> Exercise description: Among the entries below, tally each line containing "Bobbili"; respond with the total only.

** Data shown follows **

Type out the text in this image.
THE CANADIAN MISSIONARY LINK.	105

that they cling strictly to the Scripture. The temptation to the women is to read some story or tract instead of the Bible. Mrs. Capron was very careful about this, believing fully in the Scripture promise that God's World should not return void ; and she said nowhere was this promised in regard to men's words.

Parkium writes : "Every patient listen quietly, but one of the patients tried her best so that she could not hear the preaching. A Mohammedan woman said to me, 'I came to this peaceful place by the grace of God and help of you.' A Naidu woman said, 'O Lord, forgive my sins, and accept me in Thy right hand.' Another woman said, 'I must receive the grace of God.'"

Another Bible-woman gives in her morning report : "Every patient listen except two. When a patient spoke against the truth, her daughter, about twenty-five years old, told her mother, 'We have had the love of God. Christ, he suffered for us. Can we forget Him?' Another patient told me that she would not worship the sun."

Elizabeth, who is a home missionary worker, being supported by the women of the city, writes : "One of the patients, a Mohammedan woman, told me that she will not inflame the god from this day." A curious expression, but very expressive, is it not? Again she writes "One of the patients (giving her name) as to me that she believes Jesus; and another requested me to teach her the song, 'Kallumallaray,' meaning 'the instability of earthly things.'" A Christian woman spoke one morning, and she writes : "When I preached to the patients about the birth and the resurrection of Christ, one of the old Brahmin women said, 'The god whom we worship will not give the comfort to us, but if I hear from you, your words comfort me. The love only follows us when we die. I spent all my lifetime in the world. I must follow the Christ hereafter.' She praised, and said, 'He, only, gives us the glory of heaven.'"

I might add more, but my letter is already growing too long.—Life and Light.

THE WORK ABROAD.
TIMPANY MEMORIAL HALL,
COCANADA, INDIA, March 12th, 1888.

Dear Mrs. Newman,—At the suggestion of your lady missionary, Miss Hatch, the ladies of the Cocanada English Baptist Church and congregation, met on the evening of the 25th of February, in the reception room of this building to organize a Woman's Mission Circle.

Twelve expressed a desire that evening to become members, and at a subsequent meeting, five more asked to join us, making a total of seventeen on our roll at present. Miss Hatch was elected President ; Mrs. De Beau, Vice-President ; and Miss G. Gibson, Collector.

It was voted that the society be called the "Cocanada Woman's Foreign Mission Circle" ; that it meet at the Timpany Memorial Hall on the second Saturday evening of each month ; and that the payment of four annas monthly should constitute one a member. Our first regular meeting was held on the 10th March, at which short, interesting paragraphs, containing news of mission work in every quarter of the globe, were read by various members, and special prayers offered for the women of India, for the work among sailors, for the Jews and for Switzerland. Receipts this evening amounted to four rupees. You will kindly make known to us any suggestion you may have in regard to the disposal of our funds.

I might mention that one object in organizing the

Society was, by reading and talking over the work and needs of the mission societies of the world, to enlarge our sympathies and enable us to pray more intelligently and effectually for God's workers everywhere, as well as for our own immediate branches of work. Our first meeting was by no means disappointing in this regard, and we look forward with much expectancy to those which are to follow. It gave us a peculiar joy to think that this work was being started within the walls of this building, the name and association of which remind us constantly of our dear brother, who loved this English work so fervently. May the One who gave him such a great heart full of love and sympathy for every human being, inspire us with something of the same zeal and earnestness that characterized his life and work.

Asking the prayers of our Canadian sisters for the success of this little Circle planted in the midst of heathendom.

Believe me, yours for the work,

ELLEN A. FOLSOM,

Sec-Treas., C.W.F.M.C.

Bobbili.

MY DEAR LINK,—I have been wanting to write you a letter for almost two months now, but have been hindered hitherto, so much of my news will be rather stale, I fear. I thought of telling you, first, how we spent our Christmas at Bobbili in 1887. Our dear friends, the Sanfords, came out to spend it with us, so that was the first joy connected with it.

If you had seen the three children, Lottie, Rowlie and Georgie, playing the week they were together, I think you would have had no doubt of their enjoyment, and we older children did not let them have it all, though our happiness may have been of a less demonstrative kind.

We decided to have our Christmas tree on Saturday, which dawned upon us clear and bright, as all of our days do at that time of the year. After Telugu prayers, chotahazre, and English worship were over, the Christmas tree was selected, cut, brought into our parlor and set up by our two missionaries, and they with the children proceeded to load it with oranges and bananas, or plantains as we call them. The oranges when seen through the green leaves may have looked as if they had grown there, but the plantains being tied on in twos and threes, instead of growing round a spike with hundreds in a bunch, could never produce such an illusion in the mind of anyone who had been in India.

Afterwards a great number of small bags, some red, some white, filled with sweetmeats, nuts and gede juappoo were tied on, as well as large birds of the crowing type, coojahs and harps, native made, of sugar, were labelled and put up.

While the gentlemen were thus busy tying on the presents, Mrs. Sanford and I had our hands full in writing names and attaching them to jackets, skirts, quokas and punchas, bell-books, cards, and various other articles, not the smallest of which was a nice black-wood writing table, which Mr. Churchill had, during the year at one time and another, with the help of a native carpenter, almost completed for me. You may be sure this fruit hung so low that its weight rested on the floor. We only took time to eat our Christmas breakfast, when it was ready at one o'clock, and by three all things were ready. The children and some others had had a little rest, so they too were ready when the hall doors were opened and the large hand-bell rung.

** End of Data shown **

> The completed task: 2